What is needed
The records below must be transcribed exactly. Do not include the pictures.

====== Working data ======

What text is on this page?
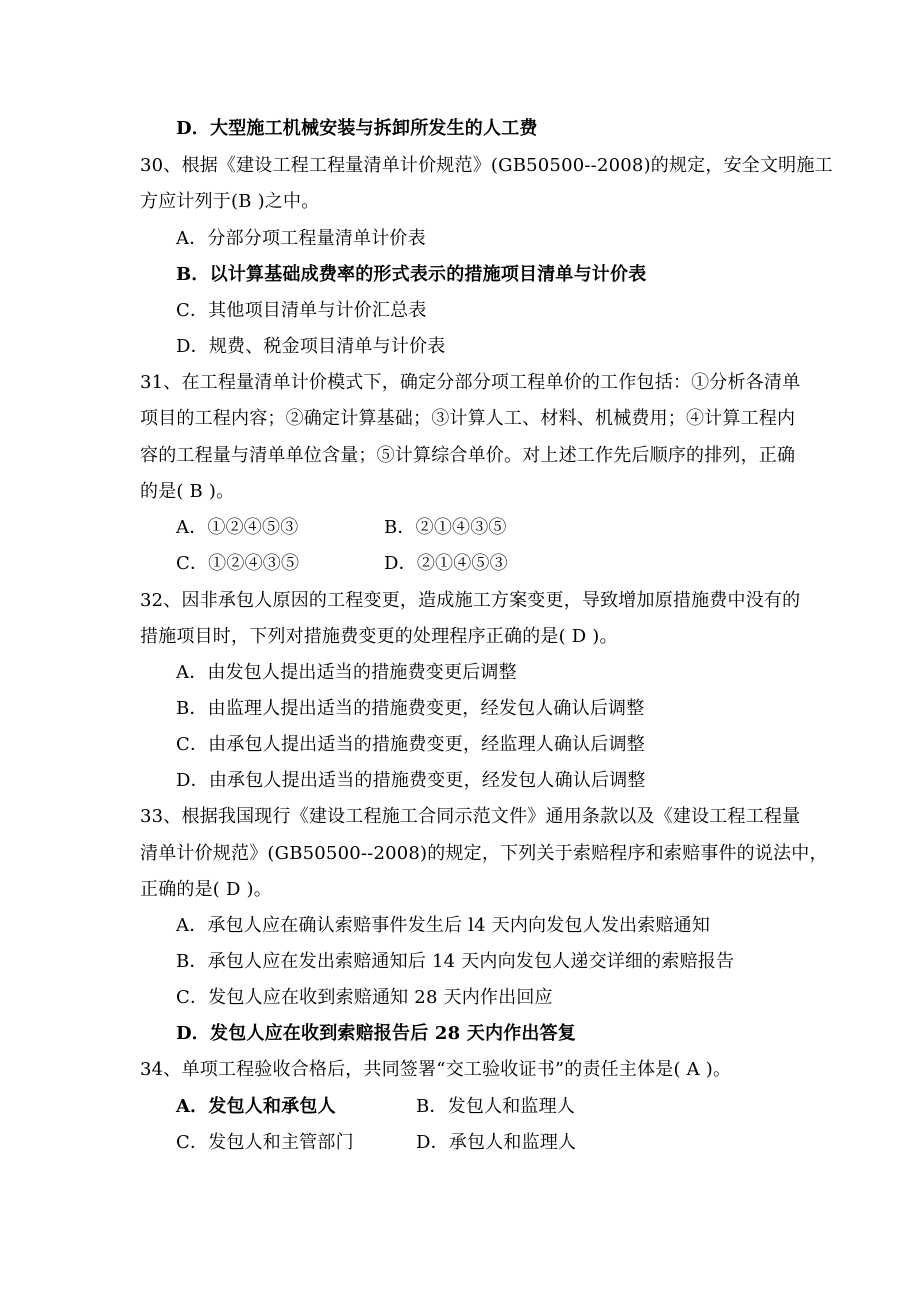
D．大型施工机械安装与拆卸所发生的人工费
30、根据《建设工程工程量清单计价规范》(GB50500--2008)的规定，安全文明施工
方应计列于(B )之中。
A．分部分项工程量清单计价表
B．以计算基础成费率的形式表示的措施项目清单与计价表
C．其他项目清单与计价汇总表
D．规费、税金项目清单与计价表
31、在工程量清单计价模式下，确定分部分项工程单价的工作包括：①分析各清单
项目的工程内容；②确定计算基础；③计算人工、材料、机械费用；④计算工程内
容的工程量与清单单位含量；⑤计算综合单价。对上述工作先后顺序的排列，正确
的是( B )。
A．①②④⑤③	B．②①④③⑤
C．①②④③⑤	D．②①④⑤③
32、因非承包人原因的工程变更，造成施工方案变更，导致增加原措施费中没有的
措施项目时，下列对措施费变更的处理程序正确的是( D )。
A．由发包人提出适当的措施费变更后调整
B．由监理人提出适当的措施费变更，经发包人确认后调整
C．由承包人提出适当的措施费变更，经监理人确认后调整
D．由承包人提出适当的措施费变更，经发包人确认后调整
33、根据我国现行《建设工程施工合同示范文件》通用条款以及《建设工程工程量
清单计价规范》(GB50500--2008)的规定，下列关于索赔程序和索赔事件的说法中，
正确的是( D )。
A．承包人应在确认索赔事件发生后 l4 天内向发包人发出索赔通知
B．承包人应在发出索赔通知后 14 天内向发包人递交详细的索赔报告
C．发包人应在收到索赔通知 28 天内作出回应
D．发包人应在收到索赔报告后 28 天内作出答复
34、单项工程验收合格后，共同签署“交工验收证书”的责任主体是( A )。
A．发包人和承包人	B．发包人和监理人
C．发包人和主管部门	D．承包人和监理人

======

Result of this exercise
What text is on this page?
D．大型施工机械安装与拆卸所发生的人工费
30、根据《建设工程工程量清单计价规范》(GB50500--2008)的规定，安全文明施工
方应计列于(B )之中。
A．分部分项工程量清单计价表
B．以计算基础成费率的形式表示的措施项目清单与计价表
C．其他项目清单与计价汇总表
D．规费、税金项目清单与计价表
31、在工程量清单计价模式下，确定分部分项工程单价的工作包括：①分析各清单
项目的工程内容；②确定计算基础；③计算人工、材料、机械费用；④计算工程内
容的工程量与清单单位含量；⑤计算综合单价。对上述工作先后顺序的排列，正确
的是( B )。
A．①②④⑤③	B．②①④③⑤
C．①②④③⑤	D．②①④⑤③
32、因非承包人原因的工程变更，造成施工方案变更，导致增加原措施费中没有的
措施项目时，下列对措施费变更的处理程序正确的是( D )。
A．由发包人提出适当的措施费变更后调整
B．由监理人提出适当的措施费变更，经发包人确认后调整
C．由承包人提出适当的措施费变更，经监理人确认后调整
D．由承包人提出适当的措施费变更，经发包人确认后调整
33、根据我国现行《建设工程施工合同示范文件》通用条款以及《建设工程工程量
清单计价规范》(GB50500--2008)的规定，下列关于索赔程序和索赔事件的说法中，
正确的是( D )。
A．承包人应在确认索赔事件发生后 l4 天内向发包人发出索赔通知
B．承包人应在发出索赔通知后 14 天内向发包人递交详细的索赔报告
C．发包人应在收到索赔通知 28 天内作出回应
D．发包人应在收到索赔报告后 28 天内作出答复
34、单项工程验收合格后，共同签署“交工验收证书”的责任主体是( A )。
A．发包人和承包人	B．发包人和监理人
C．发包人和主管部门	D．承包人和监理人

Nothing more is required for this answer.